STATED GOAL: Output the records exactly as they appear, with no pictures included.

Figure collection entries:
--- --- ---

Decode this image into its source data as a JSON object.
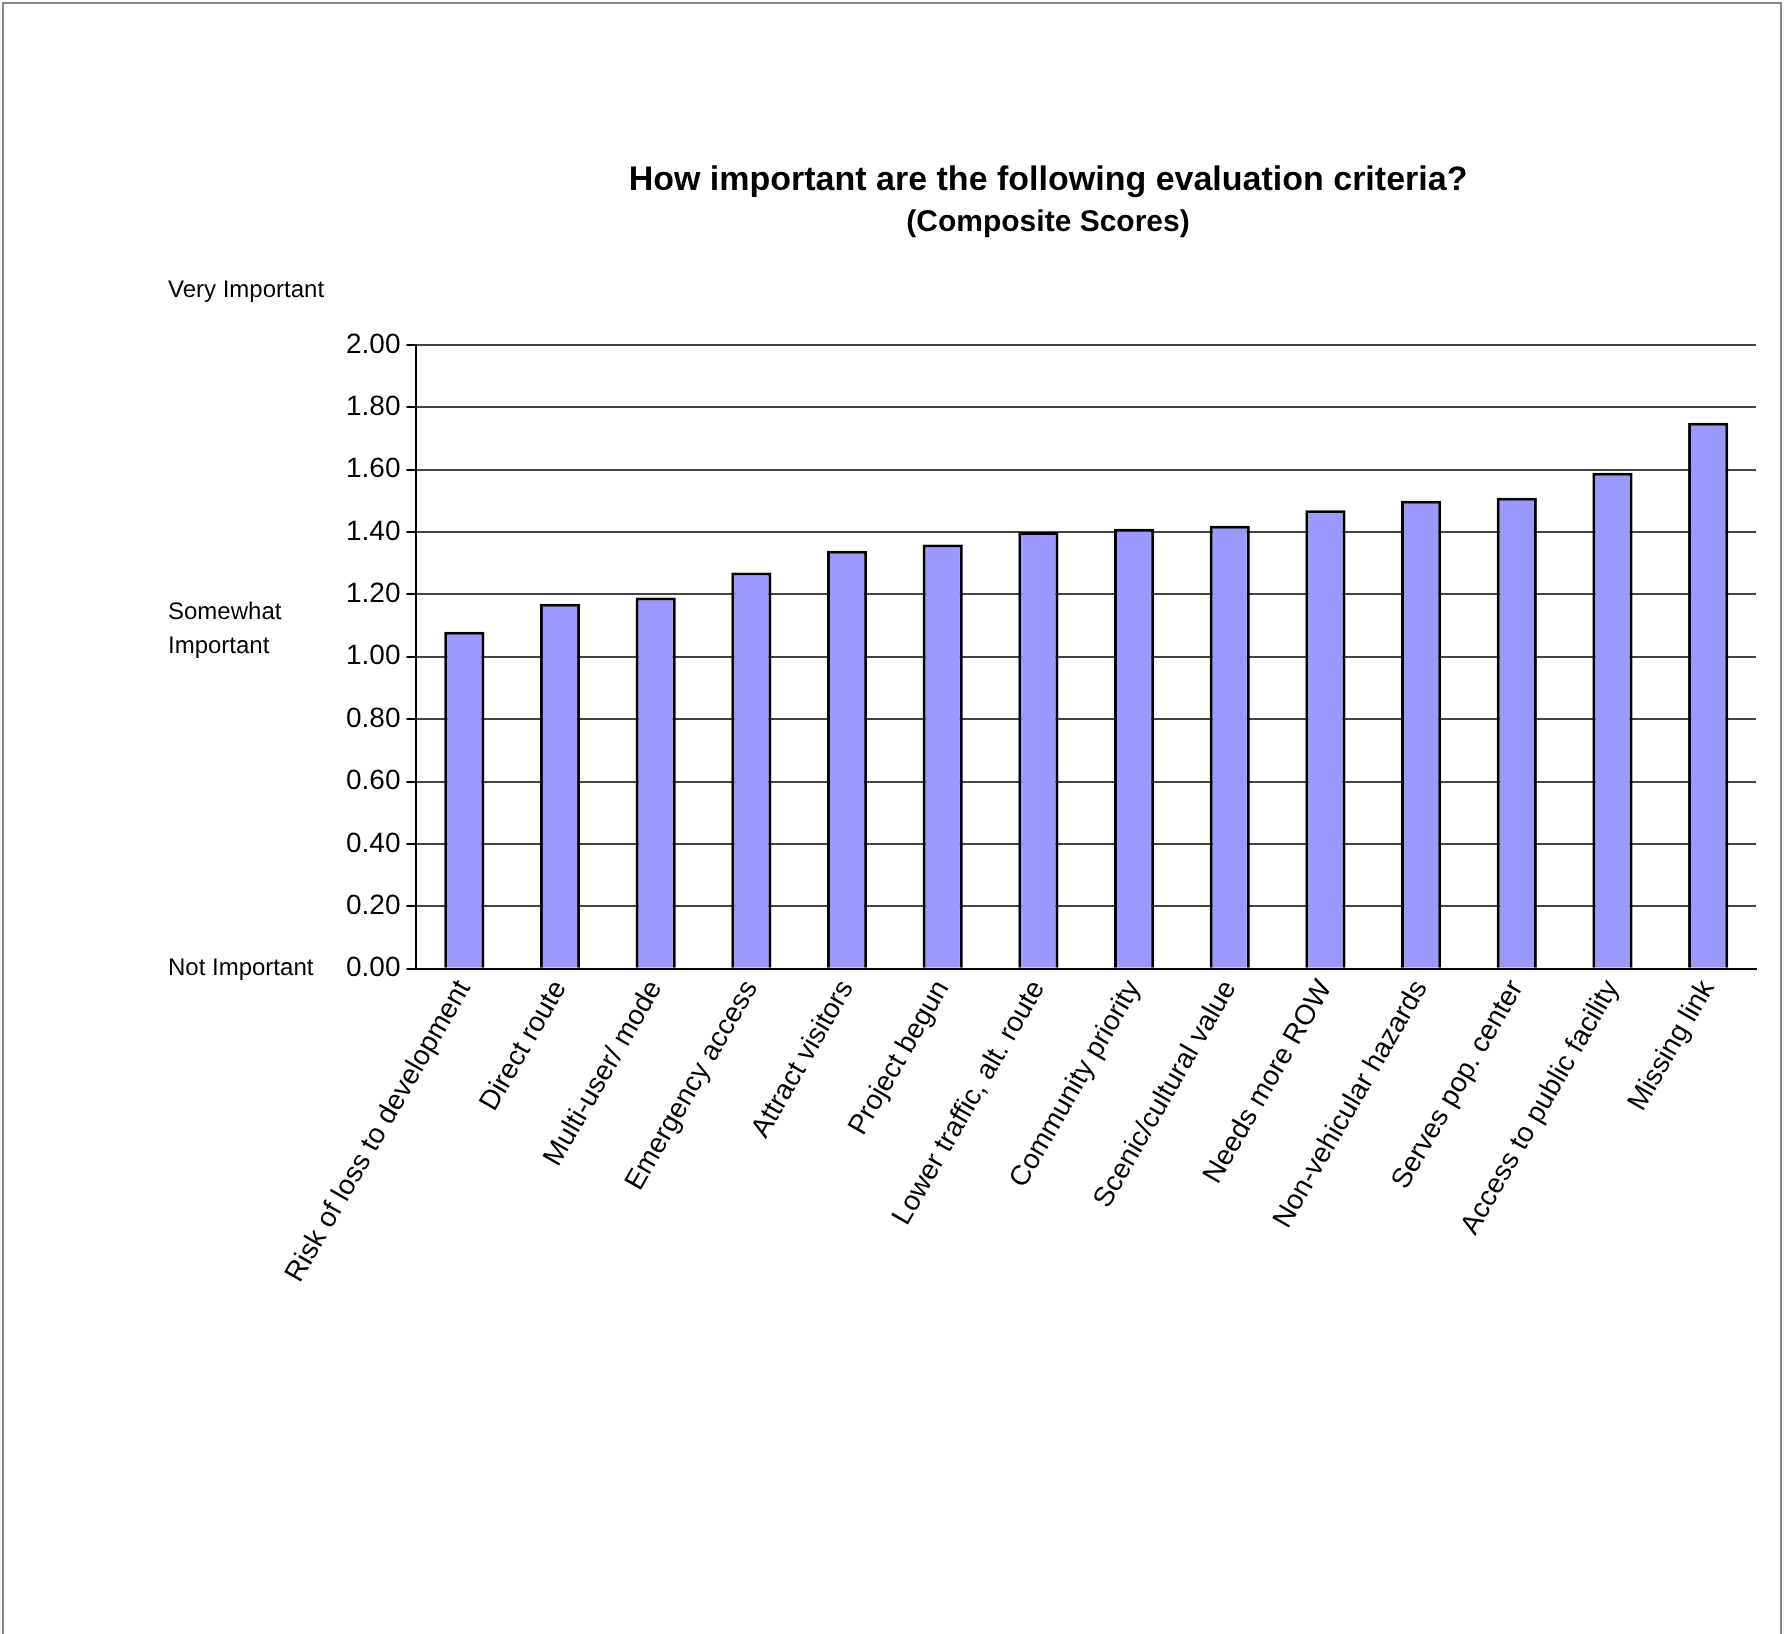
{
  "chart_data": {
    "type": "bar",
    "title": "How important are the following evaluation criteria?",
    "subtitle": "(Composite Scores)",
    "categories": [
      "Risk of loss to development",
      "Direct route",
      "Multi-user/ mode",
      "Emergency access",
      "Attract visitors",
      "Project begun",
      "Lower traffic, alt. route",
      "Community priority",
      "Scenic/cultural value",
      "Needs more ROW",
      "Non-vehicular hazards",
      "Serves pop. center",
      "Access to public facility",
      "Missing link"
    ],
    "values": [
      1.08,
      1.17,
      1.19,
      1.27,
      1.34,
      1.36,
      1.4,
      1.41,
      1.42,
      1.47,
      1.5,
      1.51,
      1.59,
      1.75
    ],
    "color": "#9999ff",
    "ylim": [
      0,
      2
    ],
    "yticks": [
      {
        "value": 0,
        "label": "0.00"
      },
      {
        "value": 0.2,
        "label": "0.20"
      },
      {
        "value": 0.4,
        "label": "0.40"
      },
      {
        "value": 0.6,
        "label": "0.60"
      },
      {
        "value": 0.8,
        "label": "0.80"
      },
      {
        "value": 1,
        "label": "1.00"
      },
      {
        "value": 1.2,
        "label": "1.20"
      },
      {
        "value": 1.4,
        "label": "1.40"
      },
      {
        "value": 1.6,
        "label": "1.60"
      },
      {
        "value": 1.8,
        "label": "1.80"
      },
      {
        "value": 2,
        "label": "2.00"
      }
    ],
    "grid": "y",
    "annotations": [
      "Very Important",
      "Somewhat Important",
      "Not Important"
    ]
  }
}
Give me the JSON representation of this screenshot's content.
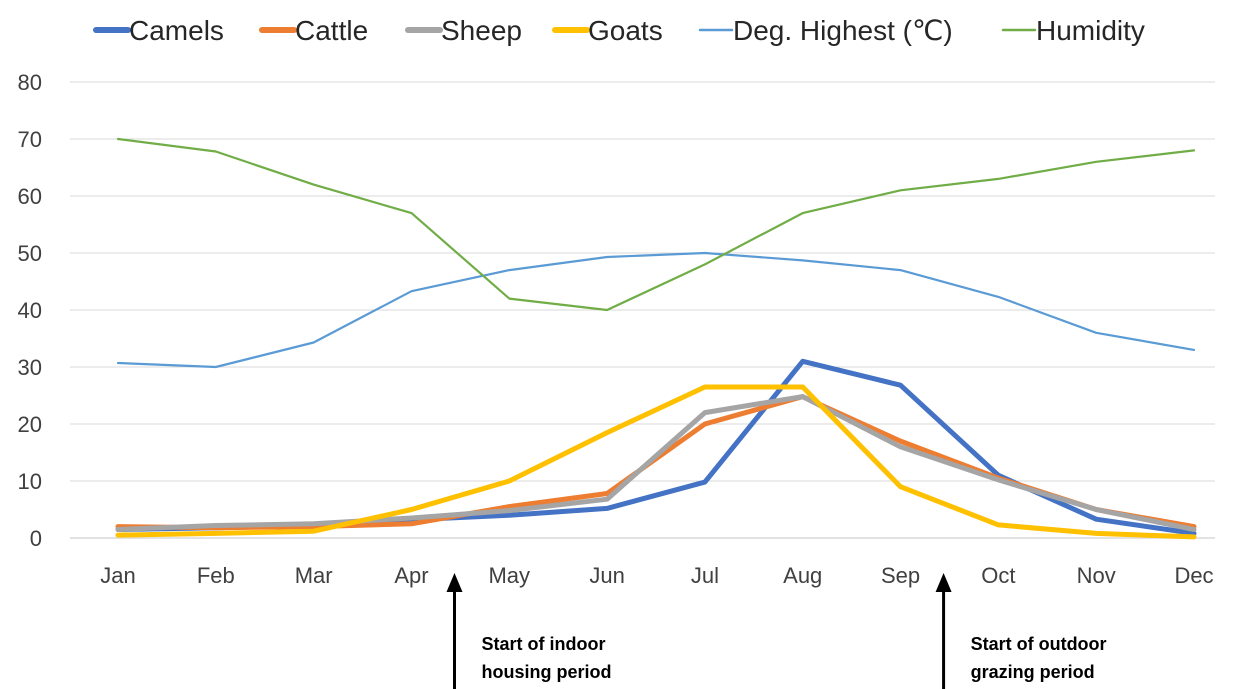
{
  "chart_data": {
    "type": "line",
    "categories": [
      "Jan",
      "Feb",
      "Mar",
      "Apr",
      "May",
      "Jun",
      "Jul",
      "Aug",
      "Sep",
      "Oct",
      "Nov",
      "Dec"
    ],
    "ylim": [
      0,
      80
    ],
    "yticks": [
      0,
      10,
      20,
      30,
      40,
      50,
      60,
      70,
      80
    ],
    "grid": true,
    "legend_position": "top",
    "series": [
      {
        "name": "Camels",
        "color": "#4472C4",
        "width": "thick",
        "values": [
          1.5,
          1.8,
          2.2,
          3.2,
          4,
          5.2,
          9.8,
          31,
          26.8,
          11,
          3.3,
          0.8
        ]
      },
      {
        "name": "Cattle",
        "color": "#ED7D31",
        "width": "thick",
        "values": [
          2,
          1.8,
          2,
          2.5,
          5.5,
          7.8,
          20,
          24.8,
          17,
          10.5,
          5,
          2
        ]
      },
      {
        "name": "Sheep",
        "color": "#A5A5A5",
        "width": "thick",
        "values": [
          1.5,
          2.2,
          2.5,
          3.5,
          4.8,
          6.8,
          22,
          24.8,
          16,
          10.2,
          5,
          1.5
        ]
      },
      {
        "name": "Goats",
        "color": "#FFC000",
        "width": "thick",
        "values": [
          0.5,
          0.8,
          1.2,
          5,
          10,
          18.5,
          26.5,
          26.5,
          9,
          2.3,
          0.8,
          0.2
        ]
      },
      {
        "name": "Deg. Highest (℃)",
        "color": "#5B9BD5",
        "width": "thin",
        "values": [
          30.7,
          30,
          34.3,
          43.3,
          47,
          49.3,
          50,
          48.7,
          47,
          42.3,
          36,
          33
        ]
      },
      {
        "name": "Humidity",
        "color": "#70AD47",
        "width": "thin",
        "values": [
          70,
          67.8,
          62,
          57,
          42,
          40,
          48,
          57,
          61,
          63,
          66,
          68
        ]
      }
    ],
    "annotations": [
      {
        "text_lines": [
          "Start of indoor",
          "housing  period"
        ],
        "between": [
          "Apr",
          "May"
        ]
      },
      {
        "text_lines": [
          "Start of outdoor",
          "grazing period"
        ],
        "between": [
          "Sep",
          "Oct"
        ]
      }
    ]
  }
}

--- --- ---

EXPECTED ANSWER:
Decode this image into its source data as a JSON object.
{
  "chart_data": {
    "type": "bar",
    "title": "How important are the following evaluation criteria?",
    "subtitle": "(Composite Scores)",
    "categories": [
      "Risk of loss to development",
      "Direct route",
      "Multi-user/ mode",
      "Emergency access",
      "Attract visitors",
      "Project begun",
      "Lower traffic, alt. route",
      "Community priority",
      "Scenic/cultural value",
      "Needs more ROW",
      "Non-vehicular hazards",
      "Serves pop. center",
      "Access to public facility",
      "Missing link"
    ],
    "values": [
      1.08,
      1.17,
      1.19,
      1.27,
      1.34,
      1.36,
      1.4,
      1.41,
      1.42,
      1.47,
      1.5,
      1.51,
      1.59,
      1.75
    ],
    "color": "#9999ff",
    "ylim": [
      0,
      2
    ],
    "yticks": [
      {
        "value": 0,
        "label": "0.00"
      },
      {
        "value": 0.2,
        "label": "0.20"
      },
      {
        "value": 0.4,
        "label": "0.40"
      },
      {
        "value": 0.6,
        "label": "0.60"
      },
      {
        "value": 0.8,
        "label": "0.80"
      },
      {
        "value": 1,
        "label": "1.00"
      },
      {
        "value": 1.2,
        "label": "1.20"
      },
      {
        "value": 1.4,
        "label": "1.40"
      },
      {
        "value": 1.6,
        "label": "1.60"
      },
      {
        "value": 1.8,
        "label": "1.80"
      },
      {
        "value": 2,
        "label": "2.00"
      }
    ],
    "grid": "y",
    "annotations": [
      "Very Important",
      "Somewhat Important",
      "Not Important"
    ]
  }
}
Give me the JSON representation of this screenshot's content.
{
  "chart_data": {
    "type": "line",
    "categories": [
      "Jan",
      "Feb",
      "Mar",
      "Apr",
      "May",
      "Jun",
      "Jul",
      "Aug",
      "Sep",
      "Oct",
      "Nov",
      "Dec"
    ],
    "ylim": [
      0,
      80
    ],
    "yticks": [
      0,
      10,
      20,
      30,
      40,
      50,
      60,
      70,
      80
    ],
    "grid": true,
    "legend_position": "top",
    "series": [
      {
        "name": "Camels",
        "color": "#4472C4",
        "width": "thick",
        "values": [
          1.5,
          1.8,
          2.2,
          3.2,
          4,
          5.2,
          9.8,
          31,
          26.8,
          11,
          3.3,
          0.8
        ]
      },
      {
        "name": "Cattle",
        "color": "#ED7D31",
        "width": "thick",
        "values": [
          2,
          1.8,
          2,
          2.5,
          5.5,
          7.8,
          20,
          24.8,
          17,
          10.5,
          5,
          2
        ]
      },
      {
        "name": "Sheep",
        "color": "#A5A5A5",
        "width": "thick",
        "values": [
          1.5,
          2.2,
          2.5,
          3.5,
          4.8,
          6.8,
          22,
          24.8,
          16,
          10.2,
          5,
          1.5
        ]
      },
      {
        "name": "Goats",
        "color": "#FFC000",
        "width": "thick",
        "values": [
          0.5,
          0.8,
          1.2,
          5,
          10,
          18.5,
          26.5,
          26.5,
          9,
          2.3,
          0.8,
          0.2
        ]
      },
      {
        "name": "Deg. Highest (℃)",
        "color": "#5B9BD5",
        "width": "thin",
        "values": [
          30.7,
          30,
          34.3,
          43.3,
          47,
          49.3,
          50,
          48.7,
          47,
          42.3,
          36,
          33
        ]
      },
      {
        "name": "Humidity",
        "color": "#70AD47",
        "width": "thin",
        "values": [
          70,
          67.8,
          62,
          57,
          42,
          40,
          48,
          57,
          61,
          63,
          66,
          68
        ]
      }
    ],
    "annotations": [
      {
        "text_lines": [
          "Start of indoor",
          "housing  period"
        ],
        "between": [
          "Apr",
          "May"
        ]
      },
      {
        "text_lines": [
          "Start of outdoor",
          "grazing period"
        ],
        "between": [
          "Sep",
          "Oct"
        ]
      }
    ]
  }
}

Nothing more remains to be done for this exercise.